>> START Records for this exercise

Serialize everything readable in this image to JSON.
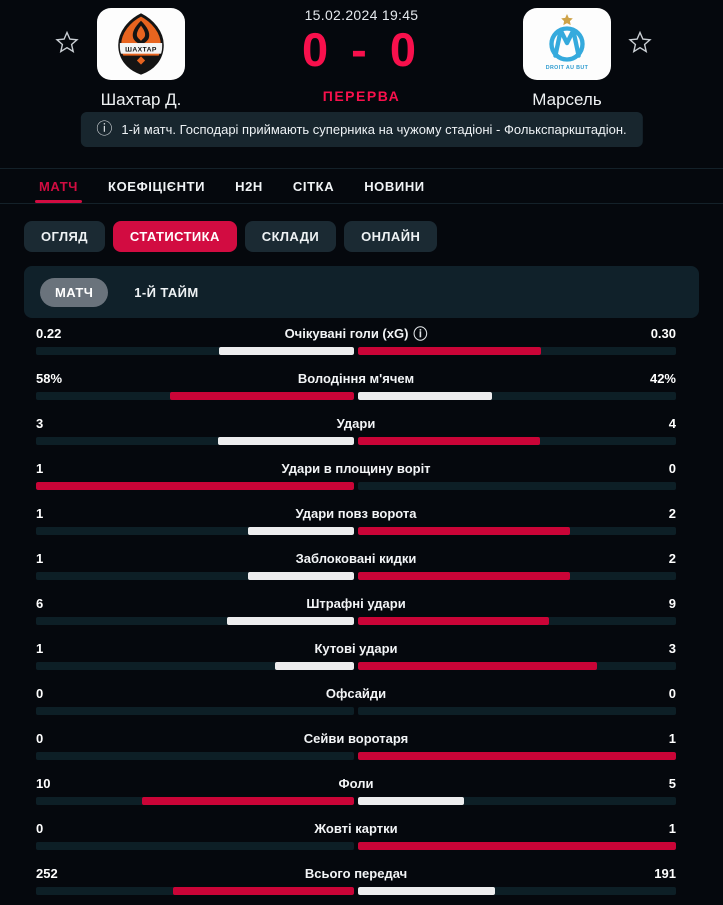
{
  "header": {
    "datetime": "15.02.2024 19:45",
    "score": "0 - 0",
    "status": "ПЕРЕРВА",
    "home": {
      "name": "Шахтар Д.",
      "crest_text": "ШАХТАР"
    },
    "away": {
      "name": "Марсель",
      "crest_text": "DROIT AU BUT"
    },
    "notice": "1-й матч. Господарі приймають суперника на чужому стадіоні - Фолькспаркштадіон.",
    "info_icon": "ⓘ"
  },
  "tabs": [
    {
      "key": "match",
      "label": "МАТЧ",
      "active": true
    },
    {
      "key": "odds",
      "label": "КОЕФІЦІЄНТИ",
      "active": false
    },
    {
      "key": "h2h",
      "label": "H2H",
      "active": false
    },
    {
      "key": "draw",
      "label": "СІТКА",
      "active": false
    },
    {
      "key": "news",
      "label": "НОВИНИ",
      "active": false
    }
  ],
  "subtabs": [
    {
      "key": "overview",
      "label": "ОГЛЯД",
      "active": false
    },
    {
      "key": "statistics",
      "label": "СТАТИСТИКА",
      "active": true
    },
    {
      "key": "lineups",
      "label": "СКЛАДИ",
      "active": false
    },
    {
      "key": "live",
      "label": "ОНЛАЙН",
      "active": false
    }
  ],
  "period_toggle": [
    {
      "key": "match",
      "label": "МАТЧ",
      "active": true
    },
    {
      "key": "first-half",
      "label": "1-Й ТАЙМ",
      "active": false
    }
  ],
  "chart_data": {
    "type": "bar",
    "orientation": "horizontal-split",
    "legend": [
      "Шахтар Д.",
      "Марсель"
    ],
    "note": "fill = value/(home+away) of each half from center; leading side red, other white; 0-0 empty",
    "rows": [
      {
        "label": "Очікувані голи (xG)",
        "home": "0.22",
        "away": "0.30",
        "info": true
      },
      {
        "label": "Володіння м'ячем",
        "home": "58%",
        "away": "42%"
      },
      {
        "label": "Удари",
        "home": "3",
        "away": "4"
      },
      {
        "label": "Удари в площину воріт",
        "home": "1",
        "away": "0"
      },
      {
        "label": "Удари повз ворота",
        "home": "1",
        "away": "2"
      },
      {
        "label": "Заблоковані кидки",
        "home": "1",
        "away": "2"
      },
      {
        "label": "Штрафні удари",
        "home": "6",
        "away": "9"
      },
      {
        "label": "Кутові удари",
        "home": "1",
        "away": "3"
      },
      {
        "label": "Офсайди",
        "home": "0",
        "away": "0"
      },
      {
        "label": "Сейви воротаря",
        "home": "0",
        "away": "1"
      },
      {
        "label": "Фоли",
        "home": "10",
        "away": "5"
      },
      {
        "label": "Жовті картки",
        "home": "0",
        "away": "1"
      },
      {
        "label": "Всього передач",
        "home": "252",
        "away": "191"
      }
    ]
  },
  "colors": {
    "page_bg": "#05080d",
    "accent": "#d20c41",
    "accent_bright": "#f8104c",
    "bar_red": "#ca0437",
    "bar_white": "#ededee",
    "bar_bg": "#0d1f26",
    "panel_bg": "#18262e",
    "card_bg": "#10212a",
    "pill_bg": "#1b2a33",
    "toggle_bg": "#6a737c",
    "separator": "#142129",
    "text": "#eef2f4",
    "shakhtar_orange": "#e8641f",
    "marseille_blue": "#35aadd",
    "gold": "#cfa348"
  }
}
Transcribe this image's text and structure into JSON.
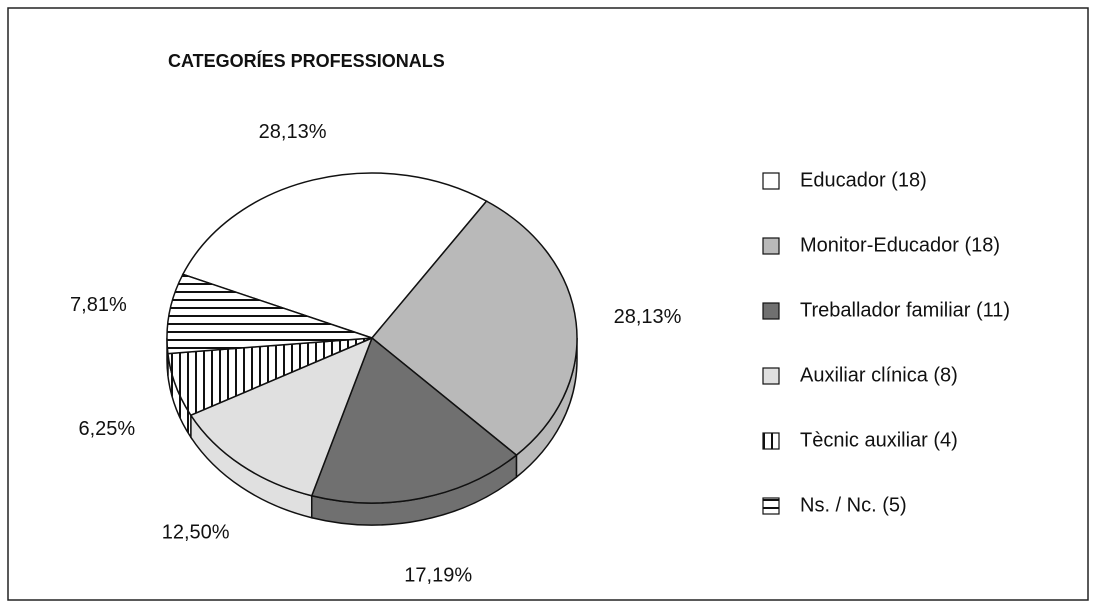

>> END Records for this exercise

Work instructions: Exactly reproduce the entries above, minus the pictures.

Output of the task:
Serialize everything readable in this image to JSON.
{
  "header": {
    "datetime": "15.02.2024 19:45",
    "score": "0 - 0",
    "status": "ПЕРЕРВА",
    "home": {
      "name": "Шахтар Д.",
      "crest_text": "ШАХТАР"
    },
    "away": {
      "name": "Марсель",
      "crest_text": "DROIT AU BUT"
    },
    "notice": "1-й матч. Господарі приймають суперника на чужому стадіоні - Фолькспаркштадіон.",
    "info_icon": "ⓘ"
  },
  "tabs": [
    {
      "key": "match",
      "label": "МАТЧ",
      "active": true
    },
    {
      "key": "odds",
      "label": "КОЕФІЦІЄНТИ",
      "active": false
    },
    {
      "key": "h2h",
      "label": "H2H",
      "active": false
    },
    {
      "key": "draw",
      "label": "СІТКА",
      "active": false
    },
    {
      "key": "news",
      "label": "НОВИНИ",
      "active": false
    }
  ],
  "subtabs": [
    {
      "key": "overview",
      "label": "ОГЛЯД",
      "active": false
    },
    {
      "key": "statistics",
      "label": "СТАТИСТИКА",
      "active": true
    },
    {
      "key": "lineups",
      "label": "СКЛАДИ",
      "active": false
    },
    {
      "key": "live",
      "label": "ОНЛАЙН",
      "active": false
    }
  ],
  "period_toggle": [
    {
      "key": "match",
      "label": "МАТЧ",
      "active": true
    },
    {
      "key": "first-half",
      "label": "1-Й ТАЙМ",
      "active": false
    }
  ],
  "chart_data": {
    "type": "bar",
    "orientation": "horizontal-split",
    "legend": [
      "Шахтар Д.",
      "Марсель"
    ],
    "note": "fill = value/(home+away) of each half from center; leading side red, other white; 0-0 empty",
    "rows": [
      {
        "label": "Очікувані голи (xG)",
        "home": "0.22",
        "away": "0.30",
        "info": true
      },
      {
        "label": "Володіння м'ячем",
        "home": "58%",
        "away": "42%"
      },
      {
        "label": "Удари",
        "home": "3",
        "away": "4"
      },
      {
        "label": "Удари в площину воріт",
        "home": "1",
        "away": "0"
      },
      {
        "label": "Удари повз ворота",
        "home": "1",
        "away": "2"
      },
      {
        "label": "Заблоковані кидки",
        "home": "1",
        "away": "2"
      },
      {
        "label": "Штрафні удари",
        "home": "6",
        "away": "9"
      },
      {
        "label": "Кутові удари",
        "home": "1",
        "away": "3"
      },
      {
        "label": "Офсайди",
        "home": "0",
        "away": "0"
      },
      {
        "label": "Сейви воротаря",
        "home": "0",
        "away": "1"
      },
      {
        "label": "Фоли",
        "home": "10",
        "away": "5"
      },
      {
        "label": "Жовті картки",
        "home": "0",
        "away": "1"
      },
      {
        "label": "Всього передач",
        "home": "252",
        "away": "191"
      }
    ]
  },
  "colors": {
    "page_bg": "#05080d",
    "accent": "#d20c41",
    "accent_bright": "#f8104c",
    "bar_red": "#ca0437",
    "bar_white": "#ededee",
    "bar_bg": "#0d1f26",
    "panel_bg": "#18262e",
    "card_bg": "#10212a",
    "pill_bg": "#1b2a33",
    "toggle_bg": "#6a737c",
    "separator": "#142129",
    "text": "#eef2f4",
    "shakhtar_orange": "#e8641f",
    "marseille_blue": "#35aadd",
    "gold": "#cfa348"
  }
}
Transcribe this image's text and structure into JSON.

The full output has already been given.